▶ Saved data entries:
******************************

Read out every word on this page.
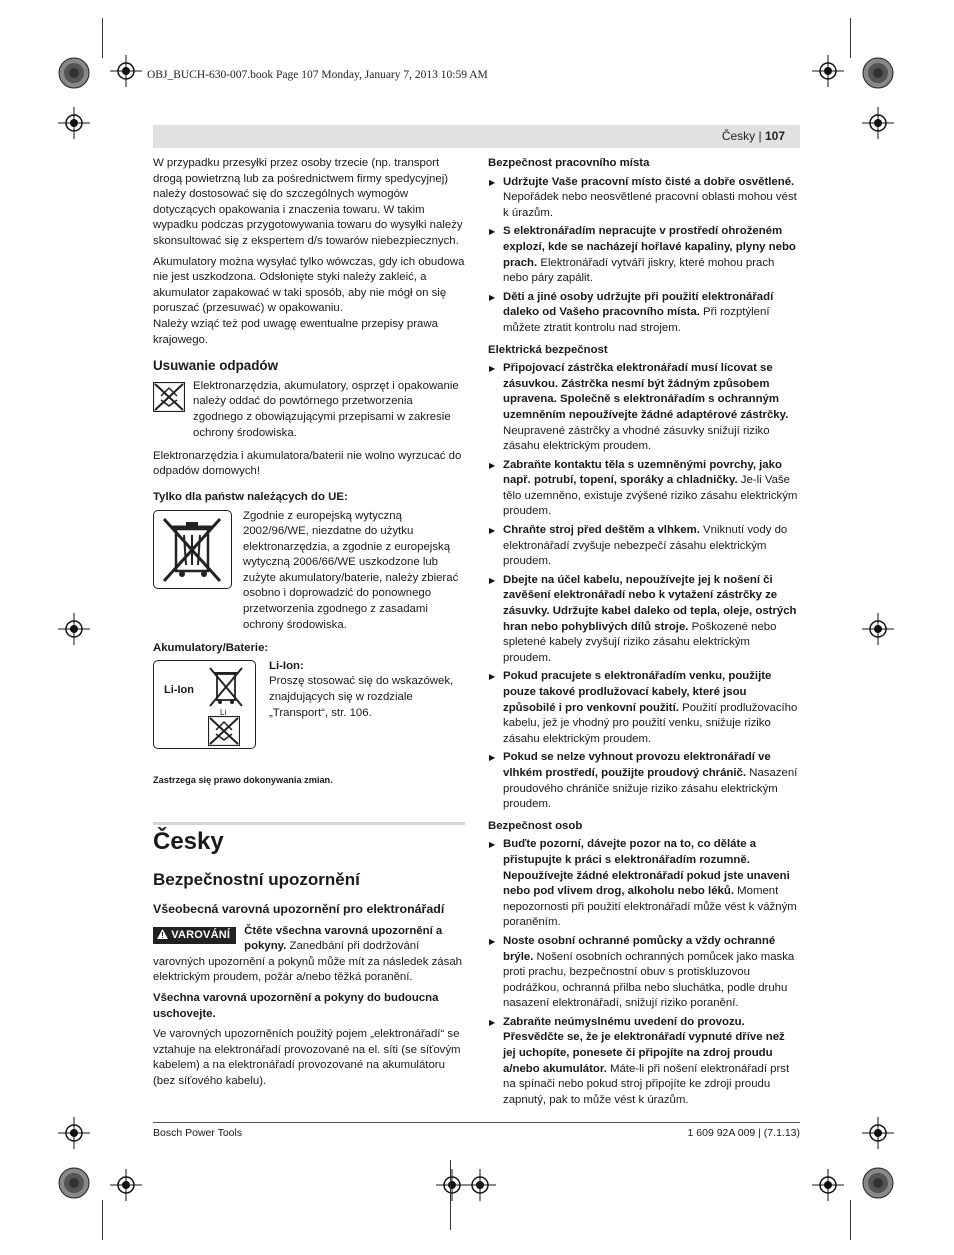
OBJ_BUCH-630-007.book Page 107 Monday, January 7, 2013 10:59 AM
Česky | 107

W przypadku przesyłki przez osoby trzecie (np. transport drogą powietrzną lub za pośrednictwem firmy spedycyjnej) należy dostosować się do szczególnych wymogów dotyczących opakowania i znaczenia towaru. W takim wypadku podczas przygotowywania towaru do wysyłki należy skonsultować się z ekspertem d/s towarów niebezpiecznych.

Akumulatory można wysyłać tylko wówczas, gdy ich obudowa nie jest uszkodzona. Odsłonięte styki należy zakleić, a akumulator zapakować w taki sposób, aby nie mógł on się poruszać (przesuwać) w opakowaniu.

Należy wziąć też pod uwagę ewentualne przepisy prawa krajowego.

Usuwanie odpadów

Elektronarzędzia, akumulatory, osprzęt i opakowanie należy oddać do powtórnego przetworzenia zgodnego z obowiązującymi przepisami w zakresie ochrony środowiska.

Elektronarzędzia i akumulatora/baterii nie wolno wyrzucać do odpadów domowych!

Tylko dla państw należących do UE:

Zgodnie z europejską wytyczną 2002/96/WE, niezdatne do użytku elektronarzędzia, a zgodnie z europejską wytyczną 2006/66/WE uszkodzone lub zużyte akumulatory/baterie, należy zbierać osobno i doprowadzić do ponownego przetworzenia zgodnego z zasadami ochrony środowiska.

Akumulatory/Baterie:

Li-Ion
Li

Li-Ion:

Proszę stosować się do wskazówek, znajdujących się w rozdziale „Transport“, str. 106.

Zastrzega się prawo dokonywania zmian.

Česky

Bezpečnostní upozornění

Všeobecná varovná upozornění pro elektronářadí

VAROVÁNÍ	Čtěte všechna varovná upozornění a pokyny. Zanedbání při dodržování varovných upozornění a pokynů může mít za následek zásah elektrickým proudem, požár a/nebo těžká poranění.

Všechna varovná upozornění a pokyny do budoucna uschovejte.

Ve varovných upozorněních použitý pojem „elektronářadí“ se vztahuje na elektronářadí provozované na el. síti (se síťovým kabelem) a na elektronářadí provozované na akumulátoru (bez síťového kabelu).

Bezpečnost pracovního místa

▶ Udržujte Vaše pracovní místo čisté a dobře osvětlené. Nepořádek nebo neosvětlené pracovní oblasti mohou vést k úrazům.
▶ S elektronářadím nepracujte v prostředí ohroženém explozí, kde se nacházejí hořlavé kapaliny, plyny nebo prach. Elektronářadí vytváří jiskry, které mohou prach nebo páry zapálit.
▶ Děti a jiné osoby udržujte při použití elektronářadí daleko od Vašeho pracovního místa. Při rozptýlení můžete ztratit kontrolu nad strojem.

Elektrická bezpečnost

▶ Připojovací zástrčka elektronářadí musí lícovat se zásuvkou. Zástrčka nesmí být žádným způsobem upravena. Společně s elektronářadím s ochranným uzemněním nepoužívejte žádné adaptérové zástrčky. Neupravené zástrčky a vhodné zásuvky snižují riziko zásahu elektrickým proudem.
▶ Zabraňte kontaktu těla s uzemněnými povrchy, jako např. potrubí, topení, sporáky a chladničky. Je-li Vaše tělo uzemněno, existuje zvýšené riziko zásahu elektrickým proudem.
▶ Chraňte stroj před deštěm a vlhkem. Vniknutí vody do elektronářadí zvyšuje nebezpečí zásahu elektrickým proudem.
▶ Dbejte na účel kabelu, nepoužívejte jej k nošení či zavěšení elektronářadí nebo k vytažení zástrčky ze zásuvky. Udržujte kabel daleko od tepla, oleje, ostrých hran nebo pohyblivých dílů stroje. Poškozené nebo spletené kabely zvyšují riziko zásahu elektrickým proudem.
▶ Pokud pracujete s elektronářadím venku, použijte pouze takové prodlužovací kabely, které jsou způsobilé i pro venkovní použití. Použití prodlužovacího kabelu, jež je vhodný pro použití venku, snižuje riziko zásahu elektrickým proudem.
▶ Pokud se nelze vyhnout provozu elektronářadí ve vlhkém prostředí, použijte proudový chránič. Nasazení proudového chrániče snižuje riziko zásahu elektrickým proudem.

Bezpečnost osob

▶ Buďte pozorní, dávejte pozor na to, co děláte a přistupujte k práci s elektronářadím rozumně. Nepoužívejte žádné elektronářadí pokud jste unaveni nebo pod vlivem drog, alkoholu nebo léků. Moment nepozornosti při použití elektronářadí může vést k vážným poraněním.
▶ Noste osobní ochranné pomůcky a vždy ochranné brýle. Nošení osobních ochranných pomůcek jako maska proti prachu, bezpečnostní obuv s protiskluzovou podrážkou, ochranná přilba nebo sluchátka, podle druhu nasazení elektronářadí, snižují riziko poranění.
▶ Zabraňte neúmyslnému uvedení do provozu. Přesvědčte se, že je elektronářadí vypnuté dříve než jej uchopíte, ponesete či připojíte na zdroj proudu a/nebo akumulátor. Máte-li při nošení elektronářadí prst na spínači nebo pokud stroj připojíte ke zdroji proudu zapnutý, pak to může vést k úrazům.
Bosch Power Tools	1 609 92A 009 | (7.1.13)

******************************

▶ PROBLEM REQUIREMENTS: The records above need to be given again exactly. Omit the pictures.

▶ SOLVED PROBLEM:
Read out every word on this page.
OBJ_BUCH-630-007.book Page 107 Monday, January 7, 2013 10:59 AM
Česky | 107

W przypadku przesyłki przez osoby trzecie (np. transport drogą powietrzną lub za pośrednictwem firmy spedycyjnej) należy dostosować się do szczególnych wymogów dotyczących opakowania i znaczenia towaru. W takim wypadku podczas przygotowywania towaru do wysyłki należy skonsultować się z ekspertem d/s towarów niebezpiecznych.

Akumulatory można wysyłać tylko wówczas, gdy ich obudowa nie jest uszkodzona. Odsłonięte styki należy zakleić, a akumulator zapakować w taki sposób, aby nie mógł on się poruszać (przesuwać) w opakowaniu.

Należy wziąć też pod uwagę ewentualne przepisy prawa krajowego.

Usuwanie odpadów

Elektronarzędzia, akumulatory, osprzęt i opakowanie należy oddać do powtórnego przetworzenia zgodnego z obowiązującymi przepisami w zakresie ochrony środowiska.

Elektronarzędzia i akumulatora/baterii nie wolno wyrzucać do odpadów domowych!

Tylko dla państw należących do UE:

Zgodnie z europejską wytyczną 2002/96/WE, niezdatne do użytku elektronarzędzia, a zgodnie z europejską wytyczną 2006/66/WE uszkodzone lub zużyte akumulatory/baterie, należy zbierać osobno i doprowadzić do ponownego przetworzenia zgodnego z zasadami ochrony środowiska.

Akumulatory/Baterie:

Li-Ion
Li

Li-Ion:

Proszę stosować się do wskazówek, znajdujących się w rozdziale „Transport“, str. 106.

Zastrzega się prawo dokonywania zmian.

Česky

Bezpečnostní upozornění

Všeobecná varovná upozornění pro elektronářadí

VAROVÁNÍ	Čtěte všechna varovná upozornění a pokyny. Zanedbání při dodržování varovných upozornění a pokynů může mít za následek zásah elektrickým proudem, požár a/nebo těžká poranění.

Všechna varovná upozornění a pokyny do budoucna uschovejte.

Ve varovných upozorněních použitý pojem „elektronářadí“ se vztahuje na elektronářadí provozované na el. síti (se síťovým kabelem) a na elektronářadí provozované na akumulátoru (bez síťového kabelu).

Bezpečnost pracovního místa

▶ Udržujte Vaše pracovní místo čisté a dobře osvětlené. Nepořádek nebo neosvětlené pracovní oblasti mohou vést k úrazům.
▶ S elektronářadím nepracujte v prostředí ohroženém explozí, kde se nacházejí hořlavé kapaliny, plyny nebo prach. Elektronářadí vytváří jiskry, které mohou prach nebo páry zapálit.
▶ Děti a jiné osoby udržujte při použití elektronářadí daleko od Vašeho pracovního místa. Při rozptýlení můžete ztratit kontrolu nad strojem.

Elektrická bezpečnost

▶ Připojovací zástrčka elektronářadí musí lícovat se zásuvkou. Zástrčka nesmí být žádným způsobem upravena. Společně s elektronářadím s ochranným uzemněním nepoužívejte žádné adaptérové zástrčky. Neupravené zástrčky a vhodné zásuvky snižují riziko zásahu elektrickým proudem.
▶ Zabraňte kontaktu těla s uzemněnými povrchy, jako např. potrubí, topení, sporáky a chladničky. Je-li Vaše tělo uzemněno, existuje zvýšené riziko zásahu elektrickým proudem.
▶ Chraňte stroj před deštěm a vlhkem. Vniknutí vody do elektronářadí zvyšuje nebezpečí zásahu elektrickým proudem.
▶ Dbejte na účel kabelu, nepoužívejte jej k nošení či zavěšení elektronářadí nebo k vytažení zástrčky ze zásuvky. Udržujte kabel daleko od tepla, oleje, ostrých hran nebo pohyblivých dílů stroje. Poškozené nebo spletené kabely zvyšují riziko zásahu elektrickým proudem.
▶ Pokud pracujete s elektronářadím venku, použijte pouze takové prodlužovací kabely, které jsou způsobilé i pro venkovní použití. Použití prodlužovacího kabelu, jež je vhodný pro použití venku, snižuje riziko zásahu elektrickým proudem.
▶ Pokud se nelze vyhnout provozu elektronářadí ve vlhkém prostředí, použijte proudový chránič. Nasazení proudového chrániče snižuje riziko zásahu elektrickým proudem.

Bezpečnost osob

▶ Buďte pozorní, dávejte pozor na to, co děláte a přistupujte k práci s elektronářadím rozumně. Nepoužívejte žádné elektronářadí pokud jste unaveni nebo pod vlivem drog, alkoholu nebo léků. Moment nepozornosti při použití elektronářadí může vést k vážným poraněním.
▶ Noste osobní ochranné pomůcky a vždy ochranné brýle. Nošení osobních ochranných pomůcek jako maska proti prachu, bezpečnostní obuv s protiskluzovou podrážkou, ochranná přilba nebo sluchátka, podle druhu nasazení elektronářadí, snižují riziko poranění.
▶ Zabraňte neúmyslnému uvedení do provozu. Přesvědčte se, že je elektronářadí vypnuté dříve než jej uchopíte, ponesete či připojíte na zdroj proudu a/nebo akumulátor. Máte-li při nošení elektronářadí prst na spínači nebo pokud stroj připojíte ke zdroji proudu zapnutý, pak to může vést k úrazům.
Bosch Power Tools	1 609 92A 009 | (7.1.13)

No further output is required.